* Extracted material:

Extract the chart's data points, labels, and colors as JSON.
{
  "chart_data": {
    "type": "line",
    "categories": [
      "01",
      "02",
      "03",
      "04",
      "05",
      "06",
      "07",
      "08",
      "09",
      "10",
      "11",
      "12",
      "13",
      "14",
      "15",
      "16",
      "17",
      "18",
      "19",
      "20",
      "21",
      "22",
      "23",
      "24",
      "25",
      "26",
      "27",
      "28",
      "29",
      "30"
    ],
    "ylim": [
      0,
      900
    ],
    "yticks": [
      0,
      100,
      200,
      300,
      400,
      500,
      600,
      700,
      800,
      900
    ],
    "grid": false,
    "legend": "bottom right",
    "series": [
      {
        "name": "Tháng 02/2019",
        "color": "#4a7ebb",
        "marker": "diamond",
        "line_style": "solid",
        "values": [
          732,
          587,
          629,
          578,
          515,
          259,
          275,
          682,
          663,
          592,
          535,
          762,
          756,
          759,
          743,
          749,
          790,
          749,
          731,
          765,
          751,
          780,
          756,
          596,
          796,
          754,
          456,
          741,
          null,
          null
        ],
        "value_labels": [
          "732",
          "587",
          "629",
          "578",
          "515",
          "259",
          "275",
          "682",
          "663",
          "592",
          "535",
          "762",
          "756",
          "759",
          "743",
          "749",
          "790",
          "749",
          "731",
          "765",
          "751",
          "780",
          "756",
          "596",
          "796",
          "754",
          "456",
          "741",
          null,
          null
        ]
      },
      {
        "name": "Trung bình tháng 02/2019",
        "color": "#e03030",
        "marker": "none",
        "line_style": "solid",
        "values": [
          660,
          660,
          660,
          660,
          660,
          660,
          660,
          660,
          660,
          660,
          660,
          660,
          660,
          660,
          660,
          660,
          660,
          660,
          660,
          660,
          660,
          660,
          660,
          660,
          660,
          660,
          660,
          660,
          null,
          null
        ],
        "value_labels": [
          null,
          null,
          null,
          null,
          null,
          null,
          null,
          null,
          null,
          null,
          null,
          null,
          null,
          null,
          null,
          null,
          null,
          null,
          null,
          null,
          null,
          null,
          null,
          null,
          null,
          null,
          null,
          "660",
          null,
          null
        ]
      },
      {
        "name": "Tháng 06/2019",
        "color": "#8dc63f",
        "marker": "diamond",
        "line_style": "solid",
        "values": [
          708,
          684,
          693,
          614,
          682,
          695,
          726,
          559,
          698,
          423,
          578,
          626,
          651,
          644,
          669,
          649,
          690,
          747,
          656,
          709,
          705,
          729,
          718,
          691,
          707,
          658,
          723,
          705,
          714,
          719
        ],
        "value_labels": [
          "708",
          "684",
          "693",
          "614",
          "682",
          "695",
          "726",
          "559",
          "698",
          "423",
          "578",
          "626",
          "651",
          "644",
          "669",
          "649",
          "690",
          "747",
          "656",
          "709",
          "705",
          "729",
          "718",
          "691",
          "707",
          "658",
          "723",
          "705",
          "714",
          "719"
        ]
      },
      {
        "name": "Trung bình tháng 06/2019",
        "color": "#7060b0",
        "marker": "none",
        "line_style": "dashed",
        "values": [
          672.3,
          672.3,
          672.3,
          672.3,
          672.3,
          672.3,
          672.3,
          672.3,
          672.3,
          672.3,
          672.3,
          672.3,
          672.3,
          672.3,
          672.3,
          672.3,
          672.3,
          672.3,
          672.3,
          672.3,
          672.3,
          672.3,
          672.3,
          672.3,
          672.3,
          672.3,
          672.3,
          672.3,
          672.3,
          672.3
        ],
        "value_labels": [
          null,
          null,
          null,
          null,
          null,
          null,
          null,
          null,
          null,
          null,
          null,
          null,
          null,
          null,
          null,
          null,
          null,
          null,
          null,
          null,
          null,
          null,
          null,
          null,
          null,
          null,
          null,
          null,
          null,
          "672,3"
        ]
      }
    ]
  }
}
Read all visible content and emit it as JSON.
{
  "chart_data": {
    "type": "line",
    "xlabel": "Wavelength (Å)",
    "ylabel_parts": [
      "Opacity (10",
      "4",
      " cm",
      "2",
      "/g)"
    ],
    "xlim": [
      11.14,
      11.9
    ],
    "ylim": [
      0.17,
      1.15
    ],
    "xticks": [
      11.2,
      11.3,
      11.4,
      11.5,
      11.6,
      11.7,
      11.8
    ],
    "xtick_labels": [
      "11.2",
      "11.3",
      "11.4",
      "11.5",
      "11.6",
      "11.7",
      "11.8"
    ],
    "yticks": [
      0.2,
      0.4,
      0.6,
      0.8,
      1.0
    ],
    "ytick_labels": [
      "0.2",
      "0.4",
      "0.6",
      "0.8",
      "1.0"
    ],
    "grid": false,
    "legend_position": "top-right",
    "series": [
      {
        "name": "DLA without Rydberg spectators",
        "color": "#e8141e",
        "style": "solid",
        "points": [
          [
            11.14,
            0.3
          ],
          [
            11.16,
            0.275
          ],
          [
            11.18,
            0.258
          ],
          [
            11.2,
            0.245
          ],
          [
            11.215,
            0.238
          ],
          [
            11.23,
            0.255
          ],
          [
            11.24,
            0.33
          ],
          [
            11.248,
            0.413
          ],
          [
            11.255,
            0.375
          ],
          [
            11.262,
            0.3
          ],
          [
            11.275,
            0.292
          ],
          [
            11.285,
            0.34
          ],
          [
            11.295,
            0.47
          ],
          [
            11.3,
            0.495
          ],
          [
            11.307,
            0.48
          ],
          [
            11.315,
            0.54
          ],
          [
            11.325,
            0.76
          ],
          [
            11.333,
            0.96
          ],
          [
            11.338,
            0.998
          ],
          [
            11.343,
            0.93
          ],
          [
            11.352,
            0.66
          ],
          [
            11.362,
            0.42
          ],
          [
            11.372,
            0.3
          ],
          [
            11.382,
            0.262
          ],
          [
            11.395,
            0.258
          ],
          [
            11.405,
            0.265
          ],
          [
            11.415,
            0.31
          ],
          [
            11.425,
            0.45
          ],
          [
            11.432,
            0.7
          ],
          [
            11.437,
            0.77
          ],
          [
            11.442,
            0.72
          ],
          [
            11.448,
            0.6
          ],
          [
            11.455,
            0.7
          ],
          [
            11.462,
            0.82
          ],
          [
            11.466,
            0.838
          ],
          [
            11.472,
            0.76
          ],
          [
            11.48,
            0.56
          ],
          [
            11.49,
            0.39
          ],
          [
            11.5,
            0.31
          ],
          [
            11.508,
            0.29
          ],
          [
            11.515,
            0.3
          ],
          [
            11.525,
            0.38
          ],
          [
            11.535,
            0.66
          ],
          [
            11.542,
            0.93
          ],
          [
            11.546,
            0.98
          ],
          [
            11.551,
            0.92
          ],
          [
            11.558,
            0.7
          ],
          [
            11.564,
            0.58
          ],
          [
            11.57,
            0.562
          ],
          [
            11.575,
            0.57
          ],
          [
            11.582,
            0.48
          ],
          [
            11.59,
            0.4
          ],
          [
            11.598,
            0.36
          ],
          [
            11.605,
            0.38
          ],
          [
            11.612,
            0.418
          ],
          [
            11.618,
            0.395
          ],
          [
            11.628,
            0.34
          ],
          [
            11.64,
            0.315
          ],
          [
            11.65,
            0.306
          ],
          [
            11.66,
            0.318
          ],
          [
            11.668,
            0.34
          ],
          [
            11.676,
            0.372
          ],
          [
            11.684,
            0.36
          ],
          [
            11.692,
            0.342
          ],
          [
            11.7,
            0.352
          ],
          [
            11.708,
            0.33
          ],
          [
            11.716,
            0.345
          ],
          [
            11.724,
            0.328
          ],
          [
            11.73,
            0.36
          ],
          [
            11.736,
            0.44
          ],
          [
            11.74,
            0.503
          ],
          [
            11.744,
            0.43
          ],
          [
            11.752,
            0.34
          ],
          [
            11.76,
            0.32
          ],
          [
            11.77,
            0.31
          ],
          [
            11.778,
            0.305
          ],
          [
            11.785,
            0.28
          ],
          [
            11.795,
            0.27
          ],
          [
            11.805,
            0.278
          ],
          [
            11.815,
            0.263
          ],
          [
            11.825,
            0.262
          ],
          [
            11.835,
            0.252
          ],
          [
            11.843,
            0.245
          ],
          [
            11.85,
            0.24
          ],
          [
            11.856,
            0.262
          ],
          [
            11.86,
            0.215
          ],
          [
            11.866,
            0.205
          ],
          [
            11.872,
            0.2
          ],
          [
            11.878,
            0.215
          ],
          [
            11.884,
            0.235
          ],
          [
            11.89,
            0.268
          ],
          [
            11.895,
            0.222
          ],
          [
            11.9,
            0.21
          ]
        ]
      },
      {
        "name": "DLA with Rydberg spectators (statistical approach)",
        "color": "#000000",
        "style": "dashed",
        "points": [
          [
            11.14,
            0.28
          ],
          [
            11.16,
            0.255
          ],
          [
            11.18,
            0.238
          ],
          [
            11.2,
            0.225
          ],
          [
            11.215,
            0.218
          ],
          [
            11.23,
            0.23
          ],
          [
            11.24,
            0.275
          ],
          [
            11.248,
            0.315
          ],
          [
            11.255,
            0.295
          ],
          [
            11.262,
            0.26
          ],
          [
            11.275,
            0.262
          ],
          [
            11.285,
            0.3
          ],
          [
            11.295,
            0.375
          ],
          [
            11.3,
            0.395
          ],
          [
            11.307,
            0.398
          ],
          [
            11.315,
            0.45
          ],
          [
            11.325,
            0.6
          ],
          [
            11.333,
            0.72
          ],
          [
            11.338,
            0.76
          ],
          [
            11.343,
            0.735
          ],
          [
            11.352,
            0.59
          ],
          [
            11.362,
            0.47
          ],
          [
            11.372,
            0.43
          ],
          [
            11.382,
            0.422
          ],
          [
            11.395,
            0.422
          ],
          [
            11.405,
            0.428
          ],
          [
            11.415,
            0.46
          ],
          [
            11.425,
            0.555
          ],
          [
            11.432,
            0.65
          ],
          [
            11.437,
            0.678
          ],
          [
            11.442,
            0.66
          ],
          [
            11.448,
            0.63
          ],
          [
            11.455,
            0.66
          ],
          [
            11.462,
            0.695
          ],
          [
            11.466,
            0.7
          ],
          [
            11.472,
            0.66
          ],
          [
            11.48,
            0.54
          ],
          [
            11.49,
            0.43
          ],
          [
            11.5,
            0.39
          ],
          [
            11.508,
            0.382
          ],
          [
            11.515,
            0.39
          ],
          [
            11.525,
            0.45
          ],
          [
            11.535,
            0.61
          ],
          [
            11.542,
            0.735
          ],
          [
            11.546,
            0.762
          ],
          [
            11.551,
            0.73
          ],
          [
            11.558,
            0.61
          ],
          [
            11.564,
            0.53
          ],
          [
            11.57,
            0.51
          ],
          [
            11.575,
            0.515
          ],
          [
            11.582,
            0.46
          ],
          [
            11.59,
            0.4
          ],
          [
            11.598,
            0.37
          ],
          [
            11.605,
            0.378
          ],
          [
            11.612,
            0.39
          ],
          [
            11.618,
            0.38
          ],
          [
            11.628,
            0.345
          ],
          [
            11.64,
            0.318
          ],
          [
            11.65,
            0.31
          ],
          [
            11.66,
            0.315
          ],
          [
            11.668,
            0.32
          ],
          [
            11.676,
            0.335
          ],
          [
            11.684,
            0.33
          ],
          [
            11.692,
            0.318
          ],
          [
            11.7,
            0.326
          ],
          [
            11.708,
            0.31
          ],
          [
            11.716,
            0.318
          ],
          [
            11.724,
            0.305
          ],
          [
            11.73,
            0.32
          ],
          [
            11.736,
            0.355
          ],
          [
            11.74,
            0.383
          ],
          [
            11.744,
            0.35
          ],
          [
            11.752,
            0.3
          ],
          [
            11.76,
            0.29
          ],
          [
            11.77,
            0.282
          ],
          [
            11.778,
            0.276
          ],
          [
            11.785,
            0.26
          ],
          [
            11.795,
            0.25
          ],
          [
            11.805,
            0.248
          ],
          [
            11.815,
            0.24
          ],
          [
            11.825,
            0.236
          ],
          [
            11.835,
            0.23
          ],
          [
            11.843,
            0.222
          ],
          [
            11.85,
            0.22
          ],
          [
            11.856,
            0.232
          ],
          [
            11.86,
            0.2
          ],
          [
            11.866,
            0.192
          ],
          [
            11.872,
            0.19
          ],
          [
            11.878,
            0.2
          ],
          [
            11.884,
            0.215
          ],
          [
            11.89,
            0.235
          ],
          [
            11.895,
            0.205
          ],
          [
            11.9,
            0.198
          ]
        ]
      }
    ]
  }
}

* Description of the task: In the entries above, find every line holding the word "JSON" and copy it out.

* The reply:
Extract the chart's data points, labels, and colors as JSON.
Read all visible content and emit it as JSON.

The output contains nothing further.